▶ **PROBLEM STATEMENT**: Look through the material and tally each line bearing the word "name". Give only the total.

▶ **DATA SHOWN**:
== Segment start ==
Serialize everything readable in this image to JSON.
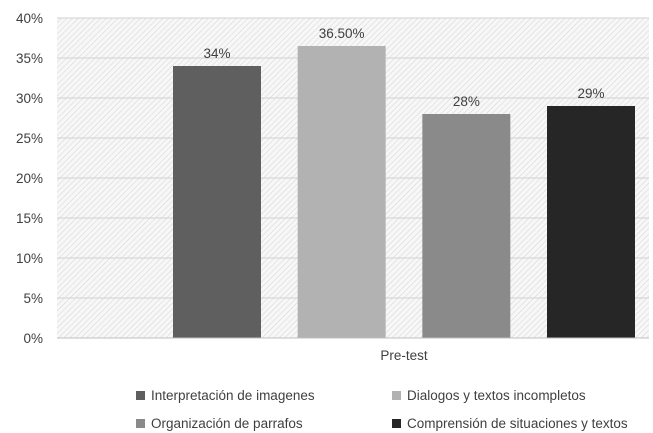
{
  "chart_data": {
    "type": "bar",
    "categories": [
      "Pre-test"
    ],
    "series": [
      {
        "name": "Interpretación de imagenes",
        "values": [
          34
        ],
        "label": "34%",
        "color": "#5f5f5f"
      },
      {
        "name": "Dialogos y textos incompletos",
        "values": [
          36.5
        ],
        "label": "36.50%",
        "color": "#b2b2b2"
      },
      {
        "name": "Organización de parrafos",
        "values": [
          28
        ],
        "label": "28%",
        "color": "#8a8a8a"
      },
      {
        "name": "Comprensión de situaciones y textos",
        "values": [
          29
        ],
        "label": "29%",
        "color": "#262626"
      }
    ],
    "yticks": [
      "0%",
      "5%",
      "10%",
      "15%",
      "20%",
      "25%",
      "30%",
      "35%",
      "40%"
    ],
    "ylim": [
      0,
      40
    ],
    "xlabel": "",
    "ylabel": "",
    "grid": true,
    "legend_position": "bottom"
  }
}
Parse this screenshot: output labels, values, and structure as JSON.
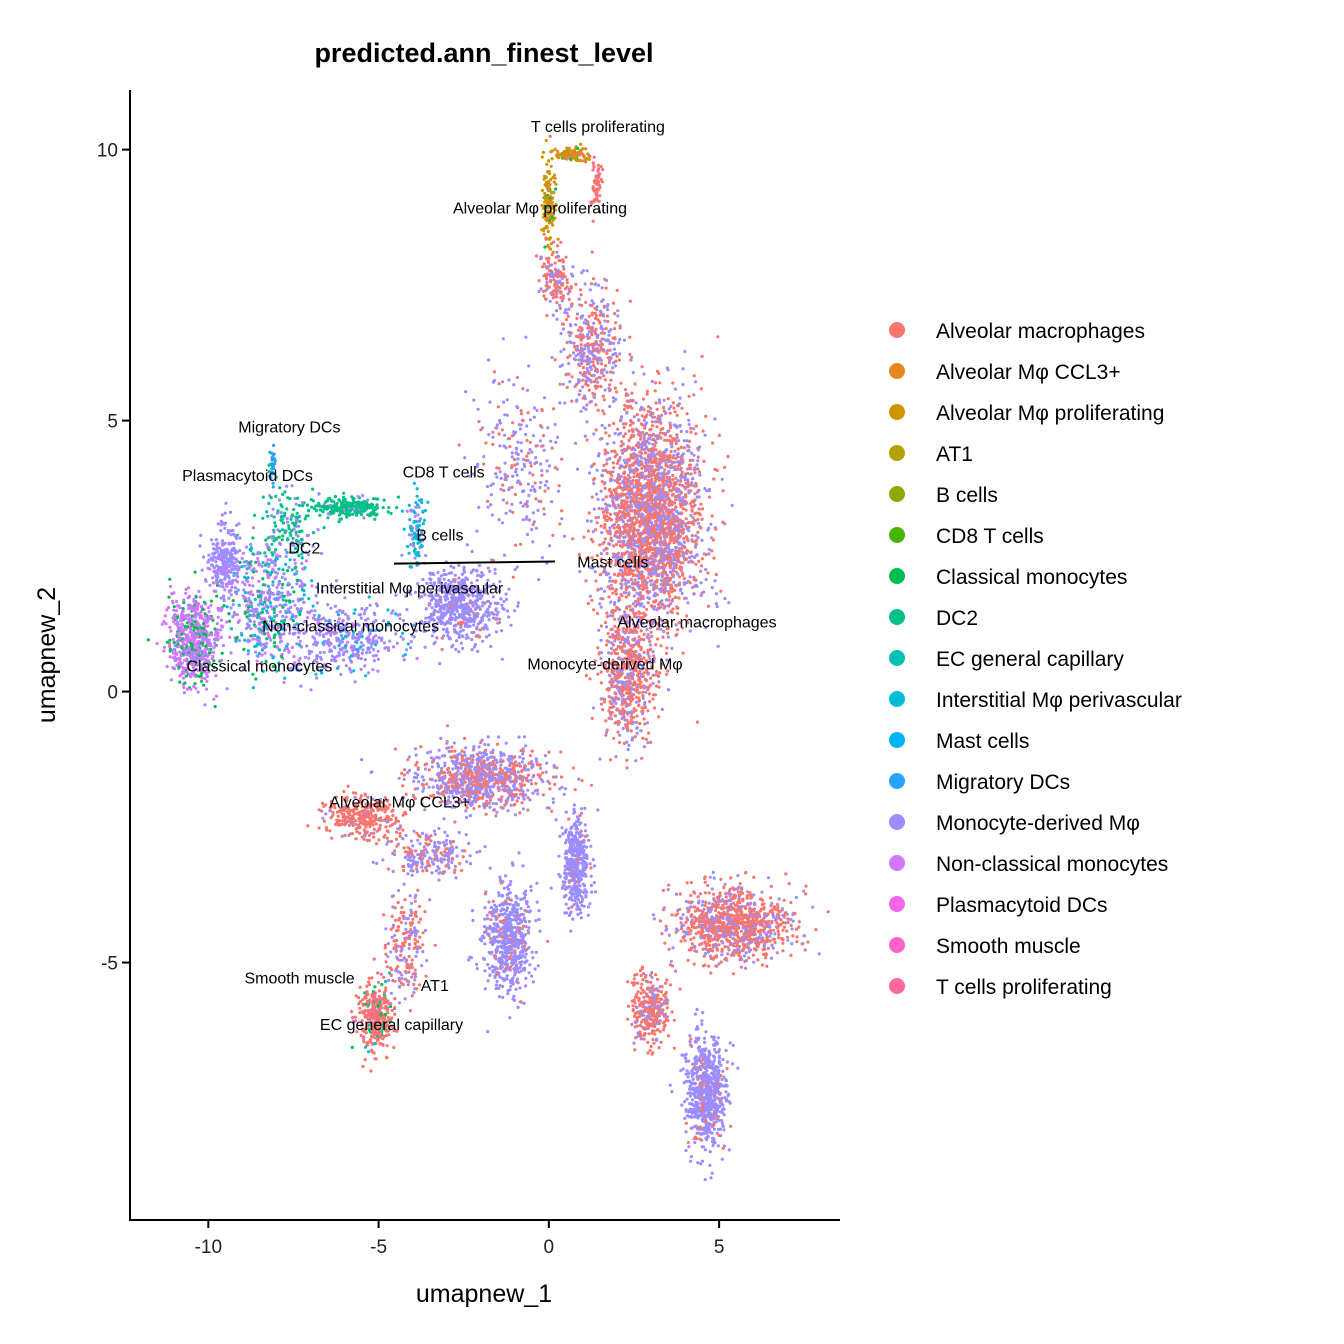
{
  "chart_data": {
    "type": "scatter",
    "title": "predicted.ann_finest_level",
    "xlabel": "umapnew_1",
    "ylabel": "umapnew_2",
    "xlim": [
      -12.3,
      8.55
    ],
    "ylim": [
      -9.75,
      11.1
    ],
    "xticks": [
      -10,
      -5,
      0,
      5
    ],
    "yticks": [
      -5,
      0,
      5,
      10
    ],
    "grid": false,
    "legend_position": "right",
    "legend": [
      {
        "label": "Alveolar macrophages",
        "color": "#F8766D"
      },
      {
        "label": "Alveolar Mφ CCL3+",
        "color": "#E7851E"
      },
      {
        "label": "Alveolar Mφ proliferating",
        "color": "#D09400"
      },
      {
        "label": "AT1",
        "color": "#B2A100"
      },
      {
        "label": "B cells",
        "color": "#89AC00"
      },
      {
        "label": "CD8 T cells",
        "color": "#45B500"
      },
      {
        "label": "Classical monocytes",
        "color": "#00BC51"
      },
      {
        "label": "DC2",
        "color": "#00C087"
      },
      {
        "label": "EC general capillary",
        "color": "#00C0B2"
      },
      {
        "label": "Interstitial Mφ perivascular",
        "color": "#00BCD6"
      },
      {
        "label": "Mast cells",
        "color": "#00B3F2"
      },
      {
        "label": "Migratory DCs",
        "color": "#29A3FF"
      },
      {
        "label": "Monocyte-derived Mφ",
        "color": "#9C8DFF"
      },
      {
        "label": "Non-classical monocytes",
        "color": "#D277FF"
      },
      {
        "label": "Plasmacytoid DCs",
        "color": "#F166E8"
      },
      {
        "label": "Smooth muscle",
        "color": "#FF61C7"
      },
      {
        "label": "T cells proliferating",
        "color": "#FF689E"
      }
    ],
    "cluster_labels": [
      {
        "text": "T cells proliferating",
        "x": 1.44,
        "y": 10.44
      },
      {
        "text": "Alveolar Mφ proliferating",
        "x": -0.26,
        "y": 8.93
      },
      {
        "text": "Migratory DCs",
        "x": -7.62,
        "y": 4.89
      },
      {
        "text": "Plasmacytoid DCs",
        "x": -8.85,
        "y": 4.0
      },
      {
        "text": "CD8 T cells",
        "x": -3.09,
        "y": 4.06
      },
      {
        "text": "B cells",
        "x": -3.2,
        "y": 2.9
      },
      {
        "text": "DC2",
        "x": -7.18,
        "y": 2.66
      },
      {
        "text": "Mast cells",
        "x": 1.88,
        "y": 2.4,
        "segment_to": [
          -4.55,
          2.36
        ]
      },
      {
        "text": "Interstitial Mφ perivascular",
        "x": -4.09,
        "y": 1.92
      },
      {
        "text": "Alveolar macrophages",
        "x": 4.35,
        "y": 1.29
      },
      {
        "text": "Non-classical monocytes",
        "x": -5.82,
        "y": 1.22
      },
      {
        "text": "Classical monocytes",
        "x": -8.5,
        "y": 0.48
      },
      {
        "text": "Monocyte-derived Mφ",
        "x": 1.65,
        "y": 0.52
      },
      {
        "text": "Alveolar Mφ CCL3+",
        "x": -4.38,
        "y": -2.03
      },
      {
        "text": "Smooth muscle",
        "x": -7.32,
        "y": -5.28
      },
      {
        "text": "AT1",
        "x": -3.35,
        "y": -5.41
      },
      {
        "text": "EC general capillary",
        "x": -4.62,
        "y": -6.13
      }
    ],
    "clusters": [
      {
        "cx": 3.0,
        "cy": 3.2,
        "sx": 1.05,
        "sy": 1.5,
        "n": 2600,
        "mix": [
          [
            0,
            0.62
          ],
          [
            12,
            0.38
          ]
        ]
      },
      {
        "cx": 2.3,
        "cy": 0.3,
        "sx": 0.55,
        "sy": 0.9,
        "n": 600,
        "mix": [
          [
            0,
            0.7
          ],
          [
            12,
            0.3
          ]
        ]
      },
      {
        "cx": 1.3,
        "cy": 6.3,
        "sx": 0.6,
        "sy": 0.8,
        "n": 400,
        "mix": [
          [
            0,
            0.5
          ],
          [
            12,
            0.5
          ]
        ]
      },
      {
        "cx": 0.2,
        "cy": 7.6,
        "sx": 0.35,
        "sy": 0.4,
        "n": 150,
        "mix": [
          [
            0,
            0.6
          ],
          [
            12,
            0.4
          ]
        ]
      },
      {
        "cx": 0.0,
        "cy": 9.1,
        "sx": 0.15,
        "sy": 0.55,
        "n": 150,
        "mix": [
          [
            2,
            0.8
          ],
          [
            0,
            0.1
          ],
          [
            6,
            0.1
          ]
        ]
      },
      {
        "cx": 0.7,
        "cy": 9.9,
        "sx": 0.4,
        "sy": 0.08,
        "n": 120,
        "mix": [
          [
            2,
            0.7
          ],
          [
            0,
            0.2
          ],
          [
            6,
            0.1
          ]
        ]
      },
      {
        "cx": 1.4,
        "cy": 9.4,
        "sx": 0.12,
        "sy": 0.35,
        "n": 60,
        "mix": [
          [
            0,
            0.8
          ],
          [
            16,
            0.2
          ]
        ]
      },
      {
        "cx": -0.8,
        "cy": 4.2,
        "sx": 1.0,
        "sy": 1.2,
        "n": 250,
        "mix": [
          [
            12,
            0.7
          ],
          [
            0,
            0.3
          ]
        ]
      },
      {
        "cx": -2.6,
        "cy": 1.6,
        "sx": 0.9,
        "sy": 0.5,
        "n": 600,
        "mix": [
          [
            12,
            0.95
          ],
          [
            0,
            0.05
          ]
        ]
      },
      {
        "cx": -10.4,
        "cy": 1.0,
        "sx": 0.55,
        "sy": 0.6,
        "n": 600,
        "mix": [
          [
            13,
            0.65
          ],
          [
            6,
            0.25
          ],
          [
            12,
            0.1
          ]
        ]
      },
      {
        "cx": -9.5,
        "cy": 2.4,
        "sx": 0.4,
        "sy": 0.5,
        "n": 250,
        "mix": [
          [
            12,
            0.8
          ],
          [
            13,
            0.2
          ]
        ]
      },
      {
        "cx": -8.2,
        "cy": 1.5,
        "sx": 0.9,
        "sy": 0.8,
        "n": 500,
        "mix": [
          [
            12,
            0.4
          ],
          [
            13,
            0.25
          ],
          [
            9,
            0.2
          ],
          [
            6,
            0.15
          ]
        ]
      },
      {
        "cx": -6.0,
        "cy": 1.0,
        "sx": 1.2,
        "sy": 0.5,
        "n": 350,
        "mix": [
          [
            12,
            0.75
          ],
          [
            9,
            0.15
          ],
          [
            13,
            0.1
          ]
        ]
      },
      {
        "cx": -5.9,
        "cy": 3.4,
        "sx": 0.8,
        "sy": 0.14,
        "n": 250,
        "mix": [
          [
            7,
            0.9
          ],
          [
            12,
            0.1
          ]
        ]
      },
      {
        "cx": -7.7,
        "cy": 3.0,
        "sx": 0.6,
        "sy": 0.5,
        "n": 150,
        "mix": [
          [
            7,
            0.7
          ],
          [
            12,
            0.3
          ]
        ]
      },
      {
        "cx": -8.1,
        "cy": 4.2,
        "sx": 0.08,
        "sy": 0.25,
        "n": 30,
        "mix": [
          [
            11,
            0.8
          ],
          [
            7,
            0.2
          ]
        ]
      },
      {
        "cx": -3.9,
        "cy": 3.0,
        "sx": 0.2,
        "sy": 0.5,
        "n": 100,
        "mix": [
          [
            9,
            0.6
          ],
          [
            12,
            0.4
          ]
        ]
      },
      {
        "cx": -2.0,
        "cy": -1.6,
        "sx": 1.4,
        "sy": 0.4,
        "n": 900,
        "mix": [
          [
            12,
            0.6
          ],
          [
            0,
            0.4
          ]
        ]
      },
      {
        "cx": -5.5,
        "cy": -2.3,
        "sx": 0.8,
        "sy": 0.3,
        "n": 300,
        "mix": [
          [
            0,
            0.9
          ],
          [
            12,
            0.1
          ]
        ]
      },
      {
        "cx": -3.5,
        "cy": -3.0,
        "sx": 0.8,
        "sy": 0.3,
        "n": 200,
        "mix": [
          [
            12,
            0.7
          ],
          [
            0,
            0.3
          ]
        ]
      },
      {
        "cx": -1.2,
        "cy": -4.6,
        "sx": 0.5,
        "sy": 0.7,
        "n": 600,
        "mix": [
          [
            12,
            0.9
          ],
          [
            0,
            0.1
          ]
        ]
      },
      {
        "cx": 0.8,
        "cy": -3.2,
        "sx": 0.3,
        "sy": 0.6,
        "n": 400,
        "mix": [
          [
            12,
            0.95
          ],
          [
            0,
            0.05
          ]
        ]
      },
      {
        "cx": -4.2,
        "cy": -4.6,
        "sx": 0.4,
        "sy": 0.8,
        "n": 200,
        "mix": [
          [
            0,
            0.6
          ],
          [
            12,
            0.4
          ]
        ]
      },
      {
        "cx": -5.1,
        "cy": -6.0,
        "sx": 0.35,
        "sy": 0.45,
        "n": 350,
        "mix": [
          [
            0,
            0.8
          ],
          [
            6,
            0.08
          ],
          [
            8,
            0.06
          ],
          [
            15,
            0.06
          ]
        ]
      },
      {
        "cx": 5.4,
        "cy": -4.3,
        "sx": 1.2,
        "sy": 0.45,
        "n": 1000,
        "mix": [
          [
            0,
            0.7
          ],
          [
            12,
            0.3
          ]
        ]
      },
      {
        "cx": 4.6,
        "cy": -7.4,
        "sx": 0.4,
        "sy": 0.75,
        "n": 700,
        "mix": [
          [
            12,
            0.9
          ],
          [
            0,
            0.1
          ]
        ]
      },
      {
        "cx": 3.0,
        "cy": -5.9,
        "sx": 0.4,
        "sy": 0.5,
        "n": 300,
        "mix": [
          [
            0,
            0.7
          ],
          [
            12,
            0.3
          ]
        ]
      }
    ]
  }
}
== Segment end ==
▶ **ANSWER**: 4